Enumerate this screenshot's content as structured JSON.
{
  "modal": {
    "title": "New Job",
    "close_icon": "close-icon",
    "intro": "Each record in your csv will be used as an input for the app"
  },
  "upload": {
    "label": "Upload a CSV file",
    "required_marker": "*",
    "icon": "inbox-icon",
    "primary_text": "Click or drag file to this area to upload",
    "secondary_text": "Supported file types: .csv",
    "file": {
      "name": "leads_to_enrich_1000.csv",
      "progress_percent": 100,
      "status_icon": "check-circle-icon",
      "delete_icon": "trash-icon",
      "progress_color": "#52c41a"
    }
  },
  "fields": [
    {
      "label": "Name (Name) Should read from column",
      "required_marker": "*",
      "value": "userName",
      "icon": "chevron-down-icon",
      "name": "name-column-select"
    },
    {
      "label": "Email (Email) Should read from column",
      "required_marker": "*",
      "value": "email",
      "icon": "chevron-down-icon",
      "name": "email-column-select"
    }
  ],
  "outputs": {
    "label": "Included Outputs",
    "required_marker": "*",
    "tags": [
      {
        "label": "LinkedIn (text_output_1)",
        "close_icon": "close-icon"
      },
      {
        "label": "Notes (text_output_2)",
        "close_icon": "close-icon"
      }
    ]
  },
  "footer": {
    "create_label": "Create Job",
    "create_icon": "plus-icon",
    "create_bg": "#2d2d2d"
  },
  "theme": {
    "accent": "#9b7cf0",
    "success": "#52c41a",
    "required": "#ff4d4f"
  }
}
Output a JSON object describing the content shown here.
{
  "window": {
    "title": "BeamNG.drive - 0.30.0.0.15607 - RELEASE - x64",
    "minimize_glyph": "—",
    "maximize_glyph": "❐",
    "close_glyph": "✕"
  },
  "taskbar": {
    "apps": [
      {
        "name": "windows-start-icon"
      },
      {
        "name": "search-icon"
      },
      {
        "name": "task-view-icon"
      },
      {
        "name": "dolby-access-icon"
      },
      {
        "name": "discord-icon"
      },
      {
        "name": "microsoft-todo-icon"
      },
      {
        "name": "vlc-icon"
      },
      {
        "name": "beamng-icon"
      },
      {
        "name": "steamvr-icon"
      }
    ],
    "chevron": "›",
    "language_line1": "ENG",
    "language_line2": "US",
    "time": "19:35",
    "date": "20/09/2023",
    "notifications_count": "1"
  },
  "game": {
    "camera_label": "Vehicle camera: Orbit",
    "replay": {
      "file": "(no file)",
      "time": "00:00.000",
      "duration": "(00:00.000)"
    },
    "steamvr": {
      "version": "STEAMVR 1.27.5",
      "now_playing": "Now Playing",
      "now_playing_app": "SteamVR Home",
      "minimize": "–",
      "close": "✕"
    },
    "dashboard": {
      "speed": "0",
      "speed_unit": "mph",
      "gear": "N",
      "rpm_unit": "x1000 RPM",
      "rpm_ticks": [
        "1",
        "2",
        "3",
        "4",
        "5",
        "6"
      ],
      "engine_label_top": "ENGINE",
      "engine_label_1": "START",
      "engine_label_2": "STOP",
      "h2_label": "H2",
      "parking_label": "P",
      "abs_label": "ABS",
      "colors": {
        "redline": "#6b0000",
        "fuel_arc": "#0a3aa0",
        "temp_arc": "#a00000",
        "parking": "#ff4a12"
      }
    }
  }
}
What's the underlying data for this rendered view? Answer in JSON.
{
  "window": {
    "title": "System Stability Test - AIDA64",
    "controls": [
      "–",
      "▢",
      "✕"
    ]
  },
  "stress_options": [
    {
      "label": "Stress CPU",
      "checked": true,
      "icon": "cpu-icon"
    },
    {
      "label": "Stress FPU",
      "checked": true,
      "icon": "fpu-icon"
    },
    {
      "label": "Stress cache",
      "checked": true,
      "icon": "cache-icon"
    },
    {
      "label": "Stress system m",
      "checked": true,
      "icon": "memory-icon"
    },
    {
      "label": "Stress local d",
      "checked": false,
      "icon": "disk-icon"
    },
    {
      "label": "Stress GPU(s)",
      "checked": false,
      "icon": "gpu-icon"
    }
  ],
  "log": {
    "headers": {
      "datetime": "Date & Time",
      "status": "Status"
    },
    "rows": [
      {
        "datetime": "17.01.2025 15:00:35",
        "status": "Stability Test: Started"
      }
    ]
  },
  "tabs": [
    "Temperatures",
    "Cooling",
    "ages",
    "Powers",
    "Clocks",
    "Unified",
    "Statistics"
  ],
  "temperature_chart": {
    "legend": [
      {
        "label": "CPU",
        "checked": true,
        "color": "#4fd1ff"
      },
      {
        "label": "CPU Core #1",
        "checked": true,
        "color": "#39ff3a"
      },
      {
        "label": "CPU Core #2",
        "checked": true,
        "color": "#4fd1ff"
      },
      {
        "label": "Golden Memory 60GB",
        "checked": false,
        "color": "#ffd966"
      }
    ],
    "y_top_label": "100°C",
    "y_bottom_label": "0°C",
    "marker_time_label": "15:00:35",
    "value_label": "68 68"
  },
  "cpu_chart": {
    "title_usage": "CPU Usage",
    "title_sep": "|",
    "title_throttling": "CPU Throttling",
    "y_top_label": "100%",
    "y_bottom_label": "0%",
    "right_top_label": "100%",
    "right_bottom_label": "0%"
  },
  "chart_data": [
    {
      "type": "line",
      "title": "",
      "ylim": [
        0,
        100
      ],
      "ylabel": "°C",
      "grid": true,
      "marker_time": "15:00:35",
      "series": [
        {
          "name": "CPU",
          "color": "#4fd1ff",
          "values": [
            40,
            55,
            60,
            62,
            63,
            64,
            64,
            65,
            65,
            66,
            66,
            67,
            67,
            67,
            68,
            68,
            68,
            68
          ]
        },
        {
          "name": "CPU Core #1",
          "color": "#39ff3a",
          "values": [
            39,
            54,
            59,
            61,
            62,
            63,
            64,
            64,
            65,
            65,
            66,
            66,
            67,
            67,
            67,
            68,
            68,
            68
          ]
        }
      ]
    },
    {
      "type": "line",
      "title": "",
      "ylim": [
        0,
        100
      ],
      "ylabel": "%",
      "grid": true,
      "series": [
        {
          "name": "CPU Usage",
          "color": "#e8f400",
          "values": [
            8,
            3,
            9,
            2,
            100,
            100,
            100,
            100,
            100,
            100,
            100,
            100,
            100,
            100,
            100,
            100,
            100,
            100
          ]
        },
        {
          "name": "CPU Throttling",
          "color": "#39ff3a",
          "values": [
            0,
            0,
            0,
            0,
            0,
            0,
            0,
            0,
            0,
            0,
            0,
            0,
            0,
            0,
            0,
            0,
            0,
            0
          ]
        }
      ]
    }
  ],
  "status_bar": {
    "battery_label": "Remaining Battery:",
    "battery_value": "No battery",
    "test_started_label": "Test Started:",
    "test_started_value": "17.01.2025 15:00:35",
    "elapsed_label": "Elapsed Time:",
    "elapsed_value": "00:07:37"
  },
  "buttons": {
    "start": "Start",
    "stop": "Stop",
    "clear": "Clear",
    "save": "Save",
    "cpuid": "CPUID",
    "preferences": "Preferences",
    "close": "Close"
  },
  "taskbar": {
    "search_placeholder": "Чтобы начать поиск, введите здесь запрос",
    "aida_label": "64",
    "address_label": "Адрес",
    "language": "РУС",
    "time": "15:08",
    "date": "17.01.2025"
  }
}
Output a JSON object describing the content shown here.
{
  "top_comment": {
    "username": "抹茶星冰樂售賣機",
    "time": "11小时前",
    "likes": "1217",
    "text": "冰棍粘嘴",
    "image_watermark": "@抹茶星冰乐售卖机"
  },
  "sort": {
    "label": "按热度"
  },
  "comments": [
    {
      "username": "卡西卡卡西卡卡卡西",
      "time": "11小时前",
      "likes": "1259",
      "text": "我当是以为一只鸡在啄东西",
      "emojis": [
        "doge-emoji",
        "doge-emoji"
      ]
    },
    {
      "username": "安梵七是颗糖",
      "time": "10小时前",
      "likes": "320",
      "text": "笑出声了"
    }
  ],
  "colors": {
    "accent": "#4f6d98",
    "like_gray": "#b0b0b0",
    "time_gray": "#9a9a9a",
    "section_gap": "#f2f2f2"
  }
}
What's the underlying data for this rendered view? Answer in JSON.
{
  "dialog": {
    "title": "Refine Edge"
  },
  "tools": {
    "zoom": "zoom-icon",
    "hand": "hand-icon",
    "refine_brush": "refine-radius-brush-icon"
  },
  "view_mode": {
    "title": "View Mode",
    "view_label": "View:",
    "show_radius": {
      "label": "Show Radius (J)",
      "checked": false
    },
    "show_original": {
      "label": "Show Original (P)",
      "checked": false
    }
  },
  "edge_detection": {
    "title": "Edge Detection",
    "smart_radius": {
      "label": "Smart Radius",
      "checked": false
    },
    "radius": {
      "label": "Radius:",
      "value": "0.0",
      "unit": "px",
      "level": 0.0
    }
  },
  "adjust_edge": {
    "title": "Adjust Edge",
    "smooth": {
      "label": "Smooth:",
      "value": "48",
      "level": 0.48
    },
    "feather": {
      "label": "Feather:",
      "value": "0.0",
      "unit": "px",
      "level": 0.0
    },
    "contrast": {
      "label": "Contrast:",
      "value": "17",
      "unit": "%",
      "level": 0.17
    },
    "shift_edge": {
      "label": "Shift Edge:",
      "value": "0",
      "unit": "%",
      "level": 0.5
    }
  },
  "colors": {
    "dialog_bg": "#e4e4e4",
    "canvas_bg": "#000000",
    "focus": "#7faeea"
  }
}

========================

What is the number of lines in the listing that include the word "Throttling"? Give that number and nothing else.

2